▶ **Records from a data source**
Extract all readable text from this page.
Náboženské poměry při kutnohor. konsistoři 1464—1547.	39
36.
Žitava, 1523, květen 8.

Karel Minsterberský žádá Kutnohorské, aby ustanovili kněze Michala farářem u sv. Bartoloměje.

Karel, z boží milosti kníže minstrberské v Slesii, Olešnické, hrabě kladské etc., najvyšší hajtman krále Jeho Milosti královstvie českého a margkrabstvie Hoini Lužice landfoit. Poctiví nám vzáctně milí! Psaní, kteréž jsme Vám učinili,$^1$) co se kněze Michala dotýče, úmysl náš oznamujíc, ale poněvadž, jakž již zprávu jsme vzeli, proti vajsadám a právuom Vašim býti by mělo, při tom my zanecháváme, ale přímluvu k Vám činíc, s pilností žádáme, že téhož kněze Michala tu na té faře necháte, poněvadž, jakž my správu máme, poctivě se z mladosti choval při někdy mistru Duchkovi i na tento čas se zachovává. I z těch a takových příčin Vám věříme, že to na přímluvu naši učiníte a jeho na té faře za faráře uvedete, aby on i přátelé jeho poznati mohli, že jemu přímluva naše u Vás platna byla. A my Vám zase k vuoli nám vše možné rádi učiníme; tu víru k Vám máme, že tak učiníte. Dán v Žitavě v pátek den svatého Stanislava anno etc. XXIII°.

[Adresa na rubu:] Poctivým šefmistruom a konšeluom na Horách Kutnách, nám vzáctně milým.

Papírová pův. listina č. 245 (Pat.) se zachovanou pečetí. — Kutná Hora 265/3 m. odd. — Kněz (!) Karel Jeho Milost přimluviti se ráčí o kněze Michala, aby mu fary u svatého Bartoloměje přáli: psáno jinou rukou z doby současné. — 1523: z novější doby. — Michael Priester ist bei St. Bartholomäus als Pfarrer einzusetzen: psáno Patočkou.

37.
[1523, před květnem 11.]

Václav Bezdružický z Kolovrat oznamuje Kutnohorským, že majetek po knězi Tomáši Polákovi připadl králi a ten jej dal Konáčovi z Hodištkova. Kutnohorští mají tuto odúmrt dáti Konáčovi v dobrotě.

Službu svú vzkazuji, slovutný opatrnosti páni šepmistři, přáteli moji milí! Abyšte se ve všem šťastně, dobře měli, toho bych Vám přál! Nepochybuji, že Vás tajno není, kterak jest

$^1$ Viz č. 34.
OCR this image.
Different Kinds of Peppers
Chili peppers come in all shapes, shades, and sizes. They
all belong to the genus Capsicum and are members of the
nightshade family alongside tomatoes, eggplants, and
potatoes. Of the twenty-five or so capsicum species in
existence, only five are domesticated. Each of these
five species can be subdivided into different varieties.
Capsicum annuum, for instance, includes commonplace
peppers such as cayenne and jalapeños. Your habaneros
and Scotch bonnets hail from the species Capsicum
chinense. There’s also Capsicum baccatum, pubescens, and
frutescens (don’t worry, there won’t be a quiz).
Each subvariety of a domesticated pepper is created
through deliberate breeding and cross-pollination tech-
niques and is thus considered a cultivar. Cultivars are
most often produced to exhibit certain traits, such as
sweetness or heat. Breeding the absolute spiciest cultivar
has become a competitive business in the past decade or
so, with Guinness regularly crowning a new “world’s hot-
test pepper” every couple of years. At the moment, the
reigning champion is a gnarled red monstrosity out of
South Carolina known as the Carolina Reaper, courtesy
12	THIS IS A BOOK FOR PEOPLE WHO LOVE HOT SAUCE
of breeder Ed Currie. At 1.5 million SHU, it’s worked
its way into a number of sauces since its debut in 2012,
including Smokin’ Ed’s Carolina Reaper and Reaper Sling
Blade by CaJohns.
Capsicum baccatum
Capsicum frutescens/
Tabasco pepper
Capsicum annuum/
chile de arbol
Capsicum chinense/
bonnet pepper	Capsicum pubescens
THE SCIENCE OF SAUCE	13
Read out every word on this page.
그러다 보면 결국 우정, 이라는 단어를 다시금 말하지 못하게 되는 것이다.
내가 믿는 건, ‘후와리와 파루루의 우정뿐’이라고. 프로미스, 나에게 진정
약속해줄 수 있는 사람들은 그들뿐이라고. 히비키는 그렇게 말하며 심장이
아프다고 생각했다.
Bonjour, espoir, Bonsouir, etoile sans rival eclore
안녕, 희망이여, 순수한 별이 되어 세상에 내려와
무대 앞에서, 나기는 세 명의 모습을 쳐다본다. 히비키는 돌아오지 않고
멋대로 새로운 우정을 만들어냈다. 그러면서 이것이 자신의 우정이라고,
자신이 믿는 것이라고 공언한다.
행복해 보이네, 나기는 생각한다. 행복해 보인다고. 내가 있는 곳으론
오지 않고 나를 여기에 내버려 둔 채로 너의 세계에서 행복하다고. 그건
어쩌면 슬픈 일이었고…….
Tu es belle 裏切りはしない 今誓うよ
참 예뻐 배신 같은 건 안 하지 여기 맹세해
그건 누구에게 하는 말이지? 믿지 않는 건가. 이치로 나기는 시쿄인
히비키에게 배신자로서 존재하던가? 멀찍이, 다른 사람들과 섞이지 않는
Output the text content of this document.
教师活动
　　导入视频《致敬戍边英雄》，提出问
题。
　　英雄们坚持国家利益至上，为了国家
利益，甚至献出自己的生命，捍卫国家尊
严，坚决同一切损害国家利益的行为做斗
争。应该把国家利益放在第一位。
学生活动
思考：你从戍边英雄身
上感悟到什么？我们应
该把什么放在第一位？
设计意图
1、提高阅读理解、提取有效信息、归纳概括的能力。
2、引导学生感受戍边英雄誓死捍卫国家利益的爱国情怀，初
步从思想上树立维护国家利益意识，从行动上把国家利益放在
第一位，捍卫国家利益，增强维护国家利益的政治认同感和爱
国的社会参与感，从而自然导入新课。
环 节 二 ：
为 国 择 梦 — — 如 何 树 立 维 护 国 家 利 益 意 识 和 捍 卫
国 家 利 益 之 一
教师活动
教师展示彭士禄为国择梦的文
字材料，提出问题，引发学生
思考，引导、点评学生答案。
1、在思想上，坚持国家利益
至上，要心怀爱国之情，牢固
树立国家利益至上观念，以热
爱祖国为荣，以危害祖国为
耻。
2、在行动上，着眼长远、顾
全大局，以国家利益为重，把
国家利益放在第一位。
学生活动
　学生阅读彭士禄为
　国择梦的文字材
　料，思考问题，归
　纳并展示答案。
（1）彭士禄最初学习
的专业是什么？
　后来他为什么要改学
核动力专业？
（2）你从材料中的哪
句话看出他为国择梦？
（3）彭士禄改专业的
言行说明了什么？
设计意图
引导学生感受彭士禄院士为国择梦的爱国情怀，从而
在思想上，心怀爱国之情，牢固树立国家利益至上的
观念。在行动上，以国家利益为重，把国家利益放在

▶ **Objective**
Collect the lines that hold "text".

▶ **Exercise result**
Extract all readable text from this page.
Output the text content of this document.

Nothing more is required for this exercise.